▸ Aim:
Could you write out every entry exactly as it stands?

----------

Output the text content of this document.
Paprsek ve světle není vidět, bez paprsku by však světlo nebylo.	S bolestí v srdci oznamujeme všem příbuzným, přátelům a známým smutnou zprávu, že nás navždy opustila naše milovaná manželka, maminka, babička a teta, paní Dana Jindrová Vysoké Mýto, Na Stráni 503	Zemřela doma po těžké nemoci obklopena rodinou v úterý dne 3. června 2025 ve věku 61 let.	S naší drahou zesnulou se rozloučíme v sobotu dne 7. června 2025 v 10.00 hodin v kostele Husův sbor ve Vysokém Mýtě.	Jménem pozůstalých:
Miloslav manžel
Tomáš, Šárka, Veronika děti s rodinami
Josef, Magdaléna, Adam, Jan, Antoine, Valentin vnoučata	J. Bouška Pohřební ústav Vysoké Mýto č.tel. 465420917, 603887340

----------

▸ Solution to the problem:
Output the text content of this document.
Paprsek ve světle není vidět, bez paprsku by však světlo nebylo.	S bolestí v srdci oznamujeme všem příbuzným, přátelům a známým smutnou zprávu, že nás navždy opustila naše milovaná manželka, maminka, babička a teta, paní Dana Jindrová Vysoké Mýto, Na Stráni 503	Zemřela doma po těžké nemoci obklopena rodinou v úterý dne 3. června 2025 ve věku 61 let.	S naší drahou zesnulou se rozloučíme v sobotu dne 7. června 2025 v 10.00 hodin v kostele Husův sbor ve Vysokém Mýtě.	Jménem pozůstalých:
Miloslav manžel
Tomáš, Šárka, Veronika děti s rodinami
Josef, Magdaléna, Adam, Jan, Antoine, Valentin vnoučata	J. Bouška Pohřební ústav Vysoké Mýto č.tel. 465420917, 603887340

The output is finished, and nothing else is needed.